*REQUIRED WORK*. Copy each line holding the string "name".

*Dataset excerpt*.
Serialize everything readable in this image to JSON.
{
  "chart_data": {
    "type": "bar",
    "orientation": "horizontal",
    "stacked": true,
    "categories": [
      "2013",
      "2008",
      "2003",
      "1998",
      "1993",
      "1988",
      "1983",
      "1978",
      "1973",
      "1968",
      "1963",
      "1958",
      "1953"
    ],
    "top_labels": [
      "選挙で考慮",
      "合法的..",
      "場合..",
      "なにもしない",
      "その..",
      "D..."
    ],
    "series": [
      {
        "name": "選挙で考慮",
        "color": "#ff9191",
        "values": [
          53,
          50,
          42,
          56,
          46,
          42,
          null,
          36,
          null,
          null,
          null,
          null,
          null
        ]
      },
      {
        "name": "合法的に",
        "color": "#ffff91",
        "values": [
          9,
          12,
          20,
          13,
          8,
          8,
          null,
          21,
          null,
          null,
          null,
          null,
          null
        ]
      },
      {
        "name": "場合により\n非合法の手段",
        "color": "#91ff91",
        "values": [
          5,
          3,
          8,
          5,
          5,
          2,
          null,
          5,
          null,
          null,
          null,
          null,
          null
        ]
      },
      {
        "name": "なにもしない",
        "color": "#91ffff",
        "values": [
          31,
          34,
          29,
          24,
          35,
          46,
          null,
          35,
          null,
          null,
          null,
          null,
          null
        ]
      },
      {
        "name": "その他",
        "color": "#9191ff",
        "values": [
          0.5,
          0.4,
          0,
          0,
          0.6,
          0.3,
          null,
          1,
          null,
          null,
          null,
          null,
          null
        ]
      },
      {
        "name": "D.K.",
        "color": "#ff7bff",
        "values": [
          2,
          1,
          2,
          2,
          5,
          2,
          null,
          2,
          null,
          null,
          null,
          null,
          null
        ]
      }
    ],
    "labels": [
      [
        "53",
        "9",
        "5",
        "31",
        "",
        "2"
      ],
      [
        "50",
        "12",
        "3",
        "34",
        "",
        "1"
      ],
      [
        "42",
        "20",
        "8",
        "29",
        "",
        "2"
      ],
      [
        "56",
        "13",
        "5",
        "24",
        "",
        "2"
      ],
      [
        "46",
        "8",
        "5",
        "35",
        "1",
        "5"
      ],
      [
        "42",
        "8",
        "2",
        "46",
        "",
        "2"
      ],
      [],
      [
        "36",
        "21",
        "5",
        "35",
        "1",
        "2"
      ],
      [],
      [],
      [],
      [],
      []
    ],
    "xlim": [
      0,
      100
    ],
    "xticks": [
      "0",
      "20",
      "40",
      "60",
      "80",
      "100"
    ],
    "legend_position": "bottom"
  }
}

*ANSWER TO THE PROBLEM*.
        "name": "選挙で考慮",
        "name": "合法的に",
        "name": "場合により\n非合法の手段",
        "name": "なにもしない",
        "name": "その他",
        "name": "D.K.",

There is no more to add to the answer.